* Exercise directions *
Print all entries word for word.

(Dataset items)
━━━━━━
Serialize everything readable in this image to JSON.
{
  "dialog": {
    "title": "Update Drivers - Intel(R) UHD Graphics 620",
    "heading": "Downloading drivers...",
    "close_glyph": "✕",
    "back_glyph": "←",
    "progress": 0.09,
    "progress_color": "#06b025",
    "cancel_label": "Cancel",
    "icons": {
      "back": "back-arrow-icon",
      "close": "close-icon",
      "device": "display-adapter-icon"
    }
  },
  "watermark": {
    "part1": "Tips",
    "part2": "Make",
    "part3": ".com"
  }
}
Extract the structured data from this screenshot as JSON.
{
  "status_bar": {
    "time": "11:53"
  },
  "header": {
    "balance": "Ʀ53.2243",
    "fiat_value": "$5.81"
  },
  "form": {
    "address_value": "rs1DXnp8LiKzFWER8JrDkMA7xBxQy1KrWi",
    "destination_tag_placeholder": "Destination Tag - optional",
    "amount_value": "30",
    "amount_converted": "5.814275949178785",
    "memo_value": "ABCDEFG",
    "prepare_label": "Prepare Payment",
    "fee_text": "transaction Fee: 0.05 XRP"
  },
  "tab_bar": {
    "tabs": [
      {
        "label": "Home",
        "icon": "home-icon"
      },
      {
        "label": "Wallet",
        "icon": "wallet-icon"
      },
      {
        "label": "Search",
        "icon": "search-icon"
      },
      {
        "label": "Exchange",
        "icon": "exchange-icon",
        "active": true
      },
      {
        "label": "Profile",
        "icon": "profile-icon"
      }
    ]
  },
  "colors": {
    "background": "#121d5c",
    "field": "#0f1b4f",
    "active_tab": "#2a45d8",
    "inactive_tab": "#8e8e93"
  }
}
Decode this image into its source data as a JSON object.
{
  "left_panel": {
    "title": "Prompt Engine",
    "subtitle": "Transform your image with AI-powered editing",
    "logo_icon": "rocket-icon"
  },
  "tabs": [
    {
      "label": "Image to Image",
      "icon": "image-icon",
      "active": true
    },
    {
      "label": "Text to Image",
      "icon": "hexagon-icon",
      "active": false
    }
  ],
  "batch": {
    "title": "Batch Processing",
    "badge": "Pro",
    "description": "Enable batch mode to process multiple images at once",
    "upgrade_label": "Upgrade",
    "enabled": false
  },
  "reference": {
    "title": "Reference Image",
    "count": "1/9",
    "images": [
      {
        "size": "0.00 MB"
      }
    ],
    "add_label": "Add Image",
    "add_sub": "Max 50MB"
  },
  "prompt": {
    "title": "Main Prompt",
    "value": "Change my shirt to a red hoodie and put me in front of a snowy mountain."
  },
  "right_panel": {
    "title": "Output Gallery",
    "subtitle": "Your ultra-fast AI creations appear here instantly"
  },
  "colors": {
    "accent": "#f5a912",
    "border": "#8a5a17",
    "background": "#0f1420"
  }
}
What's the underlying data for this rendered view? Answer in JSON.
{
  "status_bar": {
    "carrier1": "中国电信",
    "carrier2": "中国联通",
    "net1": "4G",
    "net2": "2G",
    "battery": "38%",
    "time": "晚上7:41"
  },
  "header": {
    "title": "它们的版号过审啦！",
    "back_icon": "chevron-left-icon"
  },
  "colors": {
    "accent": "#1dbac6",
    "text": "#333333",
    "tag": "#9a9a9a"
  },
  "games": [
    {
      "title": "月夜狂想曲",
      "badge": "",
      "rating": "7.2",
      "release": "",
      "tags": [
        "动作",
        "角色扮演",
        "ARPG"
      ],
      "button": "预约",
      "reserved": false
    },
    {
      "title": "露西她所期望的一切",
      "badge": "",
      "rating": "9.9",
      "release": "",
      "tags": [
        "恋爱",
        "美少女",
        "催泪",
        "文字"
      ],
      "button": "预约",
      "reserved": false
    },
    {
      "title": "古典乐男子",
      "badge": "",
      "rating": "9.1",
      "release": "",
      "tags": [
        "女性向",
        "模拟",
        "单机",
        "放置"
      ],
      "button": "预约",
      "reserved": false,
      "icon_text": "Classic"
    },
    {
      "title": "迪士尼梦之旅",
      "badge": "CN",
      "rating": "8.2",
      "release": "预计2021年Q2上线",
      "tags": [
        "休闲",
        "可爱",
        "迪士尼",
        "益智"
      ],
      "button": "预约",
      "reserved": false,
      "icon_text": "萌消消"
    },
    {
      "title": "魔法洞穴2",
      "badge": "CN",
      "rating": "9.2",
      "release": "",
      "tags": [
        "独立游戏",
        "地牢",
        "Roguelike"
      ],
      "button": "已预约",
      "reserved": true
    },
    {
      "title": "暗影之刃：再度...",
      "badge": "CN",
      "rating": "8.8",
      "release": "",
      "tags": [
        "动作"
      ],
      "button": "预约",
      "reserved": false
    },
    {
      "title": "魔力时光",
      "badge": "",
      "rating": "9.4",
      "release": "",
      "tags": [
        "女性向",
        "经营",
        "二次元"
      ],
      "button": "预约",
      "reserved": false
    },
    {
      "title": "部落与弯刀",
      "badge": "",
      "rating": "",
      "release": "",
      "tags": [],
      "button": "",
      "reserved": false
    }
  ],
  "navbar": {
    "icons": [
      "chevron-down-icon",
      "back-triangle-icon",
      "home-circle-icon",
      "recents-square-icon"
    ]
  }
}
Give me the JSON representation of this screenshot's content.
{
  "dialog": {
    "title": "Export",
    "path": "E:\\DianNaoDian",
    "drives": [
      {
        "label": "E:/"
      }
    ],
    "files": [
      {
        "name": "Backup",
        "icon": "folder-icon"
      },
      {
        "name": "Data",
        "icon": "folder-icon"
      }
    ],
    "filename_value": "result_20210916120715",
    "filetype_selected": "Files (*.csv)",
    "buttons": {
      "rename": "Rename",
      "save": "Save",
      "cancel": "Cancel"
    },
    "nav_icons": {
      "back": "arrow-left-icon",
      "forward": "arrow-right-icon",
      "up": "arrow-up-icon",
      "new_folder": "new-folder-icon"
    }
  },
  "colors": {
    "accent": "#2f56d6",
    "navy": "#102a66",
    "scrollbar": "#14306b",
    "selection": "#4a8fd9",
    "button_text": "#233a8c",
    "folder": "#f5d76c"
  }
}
━━━━━━
* Solved exercise *
Serialize everything readable in this image to JSON.
{
  "dialog": {
    "title": "Update Drivers - Intel(R) UHD Graphics 620",
    "heading": "Downloading drivers...",
    "close_glyph": "✕",
    "back_glyph": "←",
    "progress": 0.09,
    "progress_color": "#06b025",
    "cancel_label": "Cancel",
    "icons": {
      "back": "back-arrow-icon",
      "close": "close-icon",
      "device": "display-adapter-icon"
    }
  },
  "watermark": {
    "part1": "Tips",
    "part2": "Make",
    "part3": ".com"
  }
}
Extract the structured data from this screenshot as JSON.
{
  "status_bar": {
    "time": "11:53"
  },
  "header": {
    "balance": "Ʀ53.2243",
    "fiat_value": "$5.81"
  },
  "form": {
    "address_value": "rs1DXnp8LiKzFWER8JrDkMA7xBxQy1KrWi",
    "destination_tag_placeholder": "Destination Tag - optional",
    "amount_value": "30",
    "amount_converted": "5.814275949178785",
    "memo_value": "ABCDEFG",
    "prepare_label": "Prepare Payment",
    "fee_text": "transaction Fee: 0.05 XRP"
  },
  "tab_bar": {
    "tabs": [
      {
        "label": "Home",
        "icon": "home-icon"
      },
      {
        "label": "Wallet",
        "icon": "wallet-icon"
      },
      {
        "label": "Search",
        "icon": "search-icon"
      },
      {
        "label": "Exchange",
        "icon": "exchange-icon",
        "active": true
      },
      {
        "label": "Profile",
        "icon": "profile-icon"
      }
    ]
  },
  "colors": {
    "background": "#121d5c",
    "field": "#0f1b4f",
    "active_tab": "#2a45d8",
    "inactive_tab": "#8e8e93"
  }
}
Decode this image into its source data as a JSON object.
{
  "left_panel": {
    "title": "Prompt Engine",
    "subtitle": "Transform your image with AI-powered editing",
    "logo_icon": "rocket-icon"
  },
  "tabs": [
    {
      "label": "Image to Image",
      "icon": "image-icon",
      "active": true
    },
    {
      "label": "Text to Image",
      "icon": "hexagon-icon",
      "active": false
    }
  ],
  "batch": {
    "title": "Batch Processing",
    "badge": "Pro",
    "description": "Enable batch mode to process multiple images at once",
    "upgrade_label": "Upgrade",
    "enabled": false
  },
  "reference": {
    "title": "Reference Image",
    "count": "1/9",
    "images": [
      {
        "size": "0.00 MB"
      }
    ],
    "add_label": "Add Image",
    "add_sub": "Max 50MB"
  },
  "prompt": {
    "title": "Main Prompt",
    "value": "Change my shirt to a red hoodie and put me in front of a snowy mountain."
  },
  "right_panel": {
    "title": "Output Gallery",
    "subtitle": "Your ultra-fast AI creations appear here instantly"
  },
  "colors": {
    "accent": "#f5a912",
    "border": "#8a5a17",
    "background": "#0f1420"
  }
}
What's the underlying data for this rendered view? Answer in JSON.
{
  "status_bar": {
    "carrier1": "中国电信",
    "carrier2": "中国联通",
    "net1": "4G",
    "net2": "2G",
    "battery": "38%",
    "time": "晚上7:41"
  },
  "header": {
    "title": "它们的版号过审啦！",
    "back_icon": "chevron-left-icon"
  },
  "colors": {
    "accent": "#1dbac6",
    "text": "#333333",
    "tag": "#9a9a9a"
  },
  "games": [
    {
      "title": "月夜狂想曲",
      "badge": "",
      "rating": "7.2",
      "release": "",
      "tags": [
        "动作",
        "角色扮演",
        "ARPG"
      ],
      "button": "预约",
      "reserved": false
    },
    {
      "title": "露西她所期望的一切",
      "badge": "",
      "rating": "9.9",
      "release": "",
      "tags": [
        "恋爱",
        "美少女",
        "催泪",
        "文字"
      ],
      "button": "预约",
      "reserved": false
    },
    {
      "title": "古典乐男子",
      "badge": "",
      "rating": "9.1",
      "release": "",
      "tags": [
        "女性向",
        "模拟",
        "单机",
        "放置"
      ],
      "button": "预约",
      "reserved": false,
      "icon_text": "Classic"
    },
    {
      "title": "迪士尼梦之旅",
      "badge": "CN",
      "rating": "8.2",
      "release": "预计2021年Q2上线",
      "tags": [
        "休闲",
        "可爱",
        "迪士尼",
        "益智"
      ],
      "button": "预约",
      "reserved": false,
      "icon_text": "萌消消"
    },
    {
      "title": "魔法洞穴2",
      "badge": "CN",
      "rating": "9.2",
      "release": "",
      "tags": [
        "独立游戏",
        "地牢",
        "Roguelike"
      ],
      "button": "已预约",
      "reserved": true
    },
    {
      "title": "暗影之刃：再度...",
      "badge": "CN",
      "rating": "8.8",
      "release": "",
      "tags": [
        "动作"
      ],
      "button": "预约",
      "reserved": false
    },
    {
      "title": "魔力时光",
      "badge": "",
      "rating": "9.4",
      "release": "",
      "tags": [
        "女性向",
        "经营",
        "二次元"
      ],
      "button": "预约",
      "reserved": false
    },
    {
      "title": "部落与弯刀",
      "badge": "",
      "rating": "",
      "release": "",
      "tags": [],
      "button": "",
      "reserved": false
    }
  ],
  "navbar": {
    "icons": [
      "chevron-down-icon",
      "back-triangle-icon",
      "home-circle-icon",
      "recents-square-icon"
    ]
  }
}
Give me the JSON representation of this screenshot's content.
{
  "dialog": {
    "title": "Export",
    "path": "E:\\DianNaoDian",
    "drives": [
      {
        "label": "E:/"
      }
    ],
    "files": [
      {
        "name": "Backup",
        "icon": "folder-icon"
      },
      {
        "name": "Data",
        "icon": "folder-icon"
      }
    ],
    "filename_value": "result_20210916120715",
    "filetype_selected": "Files (*.csv)",
    "buttons": {
      "rename": "Rename",
      "save": "Save",
      "cancel": "Cancel"
    },
    "nav_icons": {
      "back": "arrow-left-icon",
      "forward": "arrow-right-icon",
      "up": "arrow-up-icon",
      "new_folder": "new-folder-icon"
    }
  },
  "colors": {
    "accent": "#2f56d6",
    "navy": "#102a66",
    "scrollbar": "#14306b",
    "selection": "#4a8fd9",
    "button_text": "#233a8c",
    "folder": "#f5d76c"
  }
}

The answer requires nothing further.